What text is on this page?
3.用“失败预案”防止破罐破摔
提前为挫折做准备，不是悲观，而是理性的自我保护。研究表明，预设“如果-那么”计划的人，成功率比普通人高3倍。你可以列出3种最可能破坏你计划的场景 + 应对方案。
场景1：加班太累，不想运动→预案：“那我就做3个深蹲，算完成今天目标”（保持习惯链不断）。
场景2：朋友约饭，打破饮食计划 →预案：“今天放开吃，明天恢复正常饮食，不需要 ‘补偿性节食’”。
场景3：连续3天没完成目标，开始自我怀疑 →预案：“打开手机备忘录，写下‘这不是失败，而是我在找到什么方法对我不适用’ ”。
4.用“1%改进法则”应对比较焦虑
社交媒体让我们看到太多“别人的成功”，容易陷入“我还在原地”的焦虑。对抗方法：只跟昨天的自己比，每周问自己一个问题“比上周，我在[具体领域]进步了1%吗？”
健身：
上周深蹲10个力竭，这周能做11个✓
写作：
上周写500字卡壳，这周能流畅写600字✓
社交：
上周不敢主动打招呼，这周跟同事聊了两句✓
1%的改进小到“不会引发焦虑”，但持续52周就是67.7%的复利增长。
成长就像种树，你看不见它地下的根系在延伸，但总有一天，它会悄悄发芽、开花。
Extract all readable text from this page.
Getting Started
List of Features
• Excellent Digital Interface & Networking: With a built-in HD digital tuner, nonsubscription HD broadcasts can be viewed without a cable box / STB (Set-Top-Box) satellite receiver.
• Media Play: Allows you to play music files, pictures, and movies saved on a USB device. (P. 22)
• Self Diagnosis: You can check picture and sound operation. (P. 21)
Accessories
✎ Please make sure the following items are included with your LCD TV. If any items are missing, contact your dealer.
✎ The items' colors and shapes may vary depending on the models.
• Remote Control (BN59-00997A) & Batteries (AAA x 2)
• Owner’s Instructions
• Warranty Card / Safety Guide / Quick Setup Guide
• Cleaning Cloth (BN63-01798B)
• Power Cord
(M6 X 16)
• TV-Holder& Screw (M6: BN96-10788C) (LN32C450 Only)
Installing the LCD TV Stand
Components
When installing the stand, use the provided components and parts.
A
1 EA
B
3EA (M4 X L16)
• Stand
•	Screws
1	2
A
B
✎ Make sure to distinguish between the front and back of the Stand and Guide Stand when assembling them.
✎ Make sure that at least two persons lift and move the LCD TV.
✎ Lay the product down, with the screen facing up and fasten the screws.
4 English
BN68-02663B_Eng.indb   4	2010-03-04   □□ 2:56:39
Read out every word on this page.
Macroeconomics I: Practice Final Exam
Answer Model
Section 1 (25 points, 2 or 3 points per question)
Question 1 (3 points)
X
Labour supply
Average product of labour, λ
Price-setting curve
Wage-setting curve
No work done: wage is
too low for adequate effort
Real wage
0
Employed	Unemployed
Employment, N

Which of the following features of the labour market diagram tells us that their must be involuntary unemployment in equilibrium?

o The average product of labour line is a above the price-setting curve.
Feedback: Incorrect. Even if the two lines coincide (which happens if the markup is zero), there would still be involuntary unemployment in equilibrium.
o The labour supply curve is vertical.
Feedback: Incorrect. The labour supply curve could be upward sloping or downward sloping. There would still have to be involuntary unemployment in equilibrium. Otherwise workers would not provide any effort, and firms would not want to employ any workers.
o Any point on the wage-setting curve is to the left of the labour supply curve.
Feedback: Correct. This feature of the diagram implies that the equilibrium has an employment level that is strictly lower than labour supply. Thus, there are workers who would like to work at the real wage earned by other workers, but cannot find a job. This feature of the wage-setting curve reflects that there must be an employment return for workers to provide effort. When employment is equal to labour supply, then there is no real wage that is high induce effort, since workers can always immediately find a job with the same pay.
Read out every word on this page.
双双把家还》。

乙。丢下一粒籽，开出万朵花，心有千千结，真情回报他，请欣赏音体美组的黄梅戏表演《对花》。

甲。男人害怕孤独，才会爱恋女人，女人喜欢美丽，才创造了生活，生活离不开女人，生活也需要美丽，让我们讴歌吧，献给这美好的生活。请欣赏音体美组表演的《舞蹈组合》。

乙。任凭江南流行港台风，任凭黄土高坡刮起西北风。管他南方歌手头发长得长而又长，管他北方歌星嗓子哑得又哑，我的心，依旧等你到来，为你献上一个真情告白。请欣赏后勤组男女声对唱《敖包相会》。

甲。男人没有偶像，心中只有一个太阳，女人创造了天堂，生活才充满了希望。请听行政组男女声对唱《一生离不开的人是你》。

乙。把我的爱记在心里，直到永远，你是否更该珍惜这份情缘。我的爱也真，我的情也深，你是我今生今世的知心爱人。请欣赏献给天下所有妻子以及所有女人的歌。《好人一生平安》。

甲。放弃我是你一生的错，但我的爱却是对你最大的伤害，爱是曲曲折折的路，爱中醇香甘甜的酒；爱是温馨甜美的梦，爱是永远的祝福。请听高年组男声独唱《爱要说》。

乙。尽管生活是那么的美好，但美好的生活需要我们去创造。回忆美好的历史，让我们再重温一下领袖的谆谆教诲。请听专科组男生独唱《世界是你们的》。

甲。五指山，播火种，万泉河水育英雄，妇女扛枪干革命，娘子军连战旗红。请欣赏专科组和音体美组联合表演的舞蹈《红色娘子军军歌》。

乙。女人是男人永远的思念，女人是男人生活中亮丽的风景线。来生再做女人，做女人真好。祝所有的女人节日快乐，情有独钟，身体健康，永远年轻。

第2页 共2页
####
Brief:
Restate every entry word for word.

Full solution:
What text is on this page?
3.用“失败预案”防止破罐破摔
提前为挫折做准备，不是悲观，而是理性的自我保护。研究表明，预设“如果-那么”计划的人，成功率比普通人高3倍。你可以列出3种最可能破坏你计划的场景 + 应对方案。
场景1：加班太累，不想运动→预案：“那我就做3个深蹲，算完成今天目标”（保持习惯链不断）。
场景2：朋友约饭，打破饮食计划 →预案：“今天放开吃，明天恢复正常饮食，不需要 ‘补偿性节食’”。
场景3：连续3天没完成目标，开始自我怀疑 →预案：“打开手机备忘录，写下‘这不是失败，而是我在找到什么方法对我不适用’ ”。
4.用“1%改进法则”应对比较焦虑
社交媒体让我们看到太多“别人的成功”，容易陷入“我还在原地”的焦虑。对抗方法：只跟昨天的自己比，每周问自己一个问题“比上周，我在[具体领域]进步了1%吗？”
健身：
上周深蹲10个力竭，这周能做11个✓
写作：
上周写500字卡壳，这周能流畅写600字✓
社交：
上周不敢主动打招呼，这周跟同事聊了两句✓
1%的改进小到“不会引发焦虑”，但持续52周就是67.7%的复利增长。
成长就像种树，你看不见它地下的根系在延伸，但总有一天，它会悄悄发芽、开花。
Extract all readable text from this page.
Getting Started
List of Features
• Excellent Digital Interface & Networking: With a built-in HD digital tuner, nonsubscription HD broadcasts can be viewed without a cable box / STB (Set-Top-Box) satellite receiver.
• Media Play: Allows you to play music files, pictures, and movies saved on a USB device. (P. 22)
• Self Diagnosis: You can check picture and sound operation. (P. 21)
Accessories
✎ Please make sure the following items are included with your LCD TV. If any items are missing, contact your dealer.
✎ The items' colors and shapes may vary depending on the models.
• Remote Control (BN59-00997A) & Batteries (AAA x 2)
• Owner’s Instructions
• Warranty Card / Safety Guide / Quick Setup Guide
• Cleaning Cloth (BN63-01798B)
• Power Cord
(M6 X 16)
• TV-Holder& Screw (M6: BN96-10788C) (LN32C450 Only)
Installing the LCD TV Stand
Components
When installing the stand, use the provided components and parts.
A
1 EA
B
3EA (M4 X L16)
• Stand
•	Screws
1	2
A
B
✎ Make sure to distinguish between the front and back of the Stand and Guide Stand when assembling them.
✎ Make sure that at least two persons lift and move the LCD TV.
✎ Lay the product down, with the screen facing up and fasten the screws.
4 English
BN68-02663B_Eng.indb   4	2010-03-04   □□ 2:56:39
Read out every word on this page.
Macroeconomics I: Practice Final Exam
Answer Model
Section 1 (25 points, 2 or 3 points per question)
Question 1 (3 points)
X
Labour supply
Average product of labour, λ
Price-setting curve
Wage-setting curve
No work done: wage is
too low for adequate effort
Real wage
0
Employed	Unemployed
Employment, N

Which of the following features of the labour market diagram tells us that their must be involuntary unemployment in equilibrium?

o The average product of labour line is a above the price-setting curve.
Feedback: Incorrect. Even if the two lines coincide (which happens if the markup is zero), there would still be involuntary unemployment in equilibrium.
o The labour supply curve is vertical.
Feedback: Incorrect. The labour supply curve could be upward sloping or downward sloping. There would still have to be involuntary unemployment in equilibrium. Otherwise workers would not provide any effort, and firms would not want to employ any workers.
o Any point on the wage-setting curve is to the left of the labour supply curve.
Feedback: Correct. This feature of the diagram implies that the equilibrium has an employment level that is strictly lower than labour supply. Thus, there are workers who would like to work at the real wage earned by other workers, but cannot find a job. This feature of the wage-setting curve reflects that there must be an employment return for workers to provide effort. When employment is equal to labour supply, then there is no real wage that is high induce effort, since workers can always immediately find a job with the same pay.
Read out every word on this page.
双双把家还》。

乙。丢下一粒籽，开出万朵花，心有千千结，真情回报他，请欣赏音体美组的黄梅戏表演《对花》。

甲。男人害怕孤独，才会爱恋女人，女人喜欢美丽，才创造了生活，生活离不开女人，生活也需要美丽，让我们讴歌吧，献给这美好的生活。请欣赏音体美组表演的《舞蹈组合》。

乙。任凭江南流行港台风，任凭黄土高坡刮起西北风。管他南方歌手头发长得长而又长，管他北方歌星嗓子哑得又哑，我的心，依旧等你到来，为你献上一个真情告白。请欣赏后勤组男女声对唱《敖包相会》。

甲。男人没有偶像，心中只有一个太阳，女人创造了天堂，生活才充满了希望。请听行政组男女声对唱《一生离不开的人是你》。

乙。把我的爱记在心里，直到永远，你是否更该珍惜这份情缘。我的爱也真，我的情也深，你是我今生今世的知心爱人。请欣赏献给天下所有妻子以及所有女人的歌。《好人一生平安》。

甲。放弃我是你一生的错，但我的爱却是对你最大的伤害，爱是曲曲折折的路，爱中醇香甘甜的酒；爱是温馨甜美的梦，爱是永远的祝福。请听高年组男声独唱《爱要说》。

乙。尽管生活是那么的美好，但美好的生活需要我们去创造。回忆美好的历史，让我们再重温一下领袖的谆谆教诲。请听专科组男生独唱《世界是你们的》。

甲。五指山，播火种，万泉河水育英雄，妇女扛枪干革命，娘子军连战旗红。请欣赏专科组和音体美组联合表演的舞蹈《红色娘子军军歌》。

乙。女人是男人永远的思念，女人是男人生活中亮丽的风景线。来生再做女人，做女人真好。祝所有的女人节日快乐，情有独钟，身体健康，永远年轻。

第2页 共2页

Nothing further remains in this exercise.